Each line containing the word "having" needs to be copied.

------------------------------

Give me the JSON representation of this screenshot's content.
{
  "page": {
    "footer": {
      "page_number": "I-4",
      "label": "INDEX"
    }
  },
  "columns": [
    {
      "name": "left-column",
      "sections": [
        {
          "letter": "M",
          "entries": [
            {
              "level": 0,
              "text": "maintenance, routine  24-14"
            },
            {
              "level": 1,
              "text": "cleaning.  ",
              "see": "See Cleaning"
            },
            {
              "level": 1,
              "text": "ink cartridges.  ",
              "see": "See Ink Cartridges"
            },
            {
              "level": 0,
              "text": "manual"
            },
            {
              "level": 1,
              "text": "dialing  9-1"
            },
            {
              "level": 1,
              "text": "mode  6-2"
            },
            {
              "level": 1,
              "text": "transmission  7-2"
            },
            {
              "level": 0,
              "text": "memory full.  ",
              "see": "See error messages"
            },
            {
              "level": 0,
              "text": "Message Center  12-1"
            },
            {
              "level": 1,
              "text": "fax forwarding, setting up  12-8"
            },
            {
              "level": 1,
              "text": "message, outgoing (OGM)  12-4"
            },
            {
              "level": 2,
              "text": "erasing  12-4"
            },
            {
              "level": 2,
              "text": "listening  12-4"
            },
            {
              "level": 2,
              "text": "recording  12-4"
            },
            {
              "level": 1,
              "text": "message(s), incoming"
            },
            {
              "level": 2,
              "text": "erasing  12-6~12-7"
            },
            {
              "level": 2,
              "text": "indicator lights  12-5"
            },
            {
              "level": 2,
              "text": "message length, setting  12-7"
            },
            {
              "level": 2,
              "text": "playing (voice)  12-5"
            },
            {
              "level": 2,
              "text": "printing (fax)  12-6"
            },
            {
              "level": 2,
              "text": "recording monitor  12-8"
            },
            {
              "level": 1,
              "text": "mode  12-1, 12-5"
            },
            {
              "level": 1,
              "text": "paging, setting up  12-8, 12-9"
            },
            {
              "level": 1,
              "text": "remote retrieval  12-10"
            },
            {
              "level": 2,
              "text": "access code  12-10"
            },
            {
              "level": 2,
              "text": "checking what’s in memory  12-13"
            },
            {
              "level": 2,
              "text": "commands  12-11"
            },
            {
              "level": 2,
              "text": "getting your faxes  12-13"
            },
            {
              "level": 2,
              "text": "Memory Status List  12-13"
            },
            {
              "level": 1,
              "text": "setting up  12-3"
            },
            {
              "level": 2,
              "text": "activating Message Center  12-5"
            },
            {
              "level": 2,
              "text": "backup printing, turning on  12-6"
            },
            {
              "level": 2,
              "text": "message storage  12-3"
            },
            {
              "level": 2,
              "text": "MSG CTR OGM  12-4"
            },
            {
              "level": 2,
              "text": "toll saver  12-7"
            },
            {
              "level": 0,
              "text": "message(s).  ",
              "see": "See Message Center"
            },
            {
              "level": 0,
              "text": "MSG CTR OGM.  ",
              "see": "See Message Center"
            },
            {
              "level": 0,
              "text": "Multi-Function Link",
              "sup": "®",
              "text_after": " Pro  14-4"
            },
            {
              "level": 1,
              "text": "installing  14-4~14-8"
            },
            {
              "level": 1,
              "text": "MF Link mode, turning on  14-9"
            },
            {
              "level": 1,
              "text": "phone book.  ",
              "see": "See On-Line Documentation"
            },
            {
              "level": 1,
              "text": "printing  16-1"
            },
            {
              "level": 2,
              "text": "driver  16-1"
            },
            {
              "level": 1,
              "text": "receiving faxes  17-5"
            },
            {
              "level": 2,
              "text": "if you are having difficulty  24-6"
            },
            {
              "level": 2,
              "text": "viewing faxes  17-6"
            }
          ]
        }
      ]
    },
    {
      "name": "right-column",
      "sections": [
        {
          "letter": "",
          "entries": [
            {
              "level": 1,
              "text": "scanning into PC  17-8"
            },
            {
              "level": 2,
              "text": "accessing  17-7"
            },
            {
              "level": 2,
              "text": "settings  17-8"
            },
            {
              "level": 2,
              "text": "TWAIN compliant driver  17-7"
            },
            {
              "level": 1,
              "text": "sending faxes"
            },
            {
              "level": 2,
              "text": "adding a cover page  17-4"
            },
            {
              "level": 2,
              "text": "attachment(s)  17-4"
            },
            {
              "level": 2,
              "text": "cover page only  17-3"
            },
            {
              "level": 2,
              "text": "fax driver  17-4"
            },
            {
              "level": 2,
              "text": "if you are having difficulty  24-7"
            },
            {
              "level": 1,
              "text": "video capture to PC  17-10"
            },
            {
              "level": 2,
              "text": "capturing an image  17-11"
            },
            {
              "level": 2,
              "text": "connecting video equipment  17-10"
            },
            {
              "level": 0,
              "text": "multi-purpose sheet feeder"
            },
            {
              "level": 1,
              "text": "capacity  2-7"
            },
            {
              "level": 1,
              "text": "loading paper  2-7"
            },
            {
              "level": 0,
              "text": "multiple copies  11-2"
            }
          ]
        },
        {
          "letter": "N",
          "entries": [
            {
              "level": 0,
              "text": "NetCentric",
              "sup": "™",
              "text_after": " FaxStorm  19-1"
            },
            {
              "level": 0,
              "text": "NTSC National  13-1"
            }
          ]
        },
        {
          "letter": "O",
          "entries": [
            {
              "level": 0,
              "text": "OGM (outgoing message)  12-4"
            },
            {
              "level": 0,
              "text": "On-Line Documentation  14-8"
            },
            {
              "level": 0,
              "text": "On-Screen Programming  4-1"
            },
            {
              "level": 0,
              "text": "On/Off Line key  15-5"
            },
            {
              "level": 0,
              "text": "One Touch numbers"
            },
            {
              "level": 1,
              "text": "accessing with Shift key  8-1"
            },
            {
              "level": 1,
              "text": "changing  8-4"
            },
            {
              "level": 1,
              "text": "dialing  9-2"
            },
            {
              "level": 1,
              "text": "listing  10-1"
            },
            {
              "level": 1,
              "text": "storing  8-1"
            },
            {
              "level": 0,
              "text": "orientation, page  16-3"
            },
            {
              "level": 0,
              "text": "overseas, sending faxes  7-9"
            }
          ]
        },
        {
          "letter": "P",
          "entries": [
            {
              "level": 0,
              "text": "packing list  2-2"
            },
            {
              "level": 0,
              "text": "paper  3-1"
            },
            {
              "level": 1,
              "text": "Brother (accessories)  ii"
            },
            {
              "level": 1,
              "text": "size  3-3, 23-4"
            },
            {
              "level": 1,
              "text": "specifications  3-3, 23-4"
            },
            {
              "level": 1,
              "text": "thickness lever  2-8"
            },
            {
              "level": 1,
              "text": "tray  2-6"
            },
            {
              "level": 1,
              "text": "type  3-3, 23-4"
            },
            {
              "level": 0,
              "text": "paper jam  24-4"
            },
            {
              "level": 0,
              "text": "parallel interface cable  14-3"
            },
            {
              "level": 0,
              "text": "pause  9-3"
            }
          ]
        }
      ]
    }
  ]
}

------------------------------

Written answer
              "text": "if you are having difficulty  24-6"
              "text": "if you are having difficulty  24-7"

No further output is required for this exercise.